◆ Work required
Please print exactly the lines running from the one that contains "Serialize everything readable" to the end of the data, with both lines included.

* Begin Dataset entries *

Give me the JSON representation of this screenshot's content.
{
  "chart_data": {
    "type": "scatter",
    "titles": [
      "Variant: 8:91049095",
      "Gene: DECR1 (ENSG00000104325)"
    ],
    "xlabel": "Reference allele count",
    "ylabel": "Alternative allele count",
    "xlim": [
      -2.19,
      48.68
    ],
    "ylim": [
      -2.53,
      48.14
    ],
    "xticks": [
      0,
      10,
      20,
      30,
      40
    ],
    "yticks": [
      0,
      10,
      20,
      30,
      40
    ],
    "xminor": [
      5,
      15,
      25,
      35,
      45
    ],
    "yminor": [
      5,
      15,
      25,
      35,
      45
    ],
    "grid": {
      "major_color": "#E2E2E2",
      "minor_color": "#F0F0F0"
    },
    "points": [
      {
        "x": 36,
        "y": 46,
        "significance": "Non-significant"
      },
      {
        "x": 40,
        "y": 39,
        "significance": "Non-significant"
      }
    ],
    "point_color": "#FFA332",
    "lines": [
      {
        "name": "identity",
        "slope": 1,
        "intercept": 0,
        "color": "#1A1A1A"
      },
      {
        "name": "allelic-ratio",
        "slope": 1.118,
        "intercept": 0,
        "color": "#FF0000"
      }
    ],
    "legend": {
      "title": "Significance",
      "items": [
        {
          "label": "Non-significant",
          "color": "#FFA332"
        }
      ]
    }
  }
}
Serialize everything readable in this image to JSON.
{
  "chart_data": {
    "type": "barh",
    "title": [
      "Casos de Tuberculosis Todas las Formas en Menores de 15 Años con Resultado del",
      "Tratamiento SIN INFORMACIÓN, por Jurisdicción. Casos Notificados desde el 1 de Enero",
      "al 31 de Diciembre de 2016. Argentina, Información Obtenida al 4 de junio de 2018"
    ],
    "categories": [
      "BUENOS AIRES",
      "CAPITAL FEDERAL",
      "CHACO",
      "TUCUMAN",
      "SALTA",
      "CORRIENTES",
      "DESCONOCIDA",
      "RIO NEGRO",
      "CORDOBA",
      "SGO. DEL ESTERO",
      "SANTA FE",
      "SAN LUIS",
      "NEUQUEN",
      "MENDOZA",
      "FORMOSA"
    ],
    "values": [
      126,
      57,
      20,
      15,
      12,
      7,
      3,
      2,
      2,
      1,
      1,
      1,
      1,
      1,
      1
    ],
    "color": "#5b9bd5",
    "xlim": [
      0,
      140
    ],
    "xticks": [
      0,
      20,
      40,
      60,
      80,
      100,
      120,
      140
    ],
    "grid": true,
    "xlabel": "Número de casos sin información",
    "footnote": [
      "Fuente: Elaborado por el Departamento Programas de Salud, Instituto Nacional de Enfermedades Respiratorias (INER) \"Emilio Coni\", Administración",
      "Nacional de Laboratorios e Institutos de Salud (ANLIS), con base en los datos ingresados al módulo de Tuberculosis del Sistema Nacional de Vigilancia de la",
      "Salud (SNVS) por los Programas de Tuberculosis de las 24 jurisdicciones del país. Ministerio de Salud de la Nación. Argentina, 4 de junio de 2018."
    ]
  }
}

* End Dataset entries *

◆ Answer to the task
Serialize everything readable in this image to JSON.
{
  "chart_data": {
    "type": "barh",
    "title": [
      "Casos de Tuberculosis Todas las Formas en Menores de 15 Años con Resultado del",
      "Tratamiento SIN INFORMACIÓN, por Jurisdicción. Casos Notificados desde el 1 de Enero",
      "al 31 de Diciembre de 2016. Argentina, Información Obtenida al 4 de junio de 2018"
    ],
    "categories": [
      "BUENOS AIRES",
      "CAPITAL FEDERAL",
      "CHACO",
      "TUCUMAN",
      "SALTA",
      "CORRIENTES",
      "DESCONOCIDA",
      "RIO NEGRO",
      "CORDOBA",
      "SGO. DEL ESTERO",
      "SANTA FE",
      "SAN LUIS",
      "NEUQUEN",
      "MENDOZA",
      "FORMOSA"
    ],
    "values": [
      126,
      57,
      20,
      15,
      12,
      7,
      3,
      2,
      2,
      1,
      1,
      1,
      1,
      1,
      1
    ],
    "color": "#5b9bd5",
    "xlim": [
      0,
      140
    ],
    "xticks": [
      0,
      20,
      40,
      60,
      80,
      100,
      120,
      140
    ],
    "grid": true,
    "xlabel": "Número de casos sin información",
    "footnote": [
      "Fuente: Elaborado por el Departamento Programas de Salud, Instituto Nacional de Enfermedades Respiratorias (INER) \"Emilio Coni\", Administración",
      "Nacional de Laboratorios e Institutos de Salud (ANLIS), con base en los datos ingresados al módulo de Tuberculosis del Sistema Nacional de Vigilancia de la",
      "Salud (SNVS) por los Programas de Tuberculosis de las 24 jurisdicciones del país. Ministerio de Salud de la Nación. Argentina, 4 de junio de 2018."
    ]
  }
}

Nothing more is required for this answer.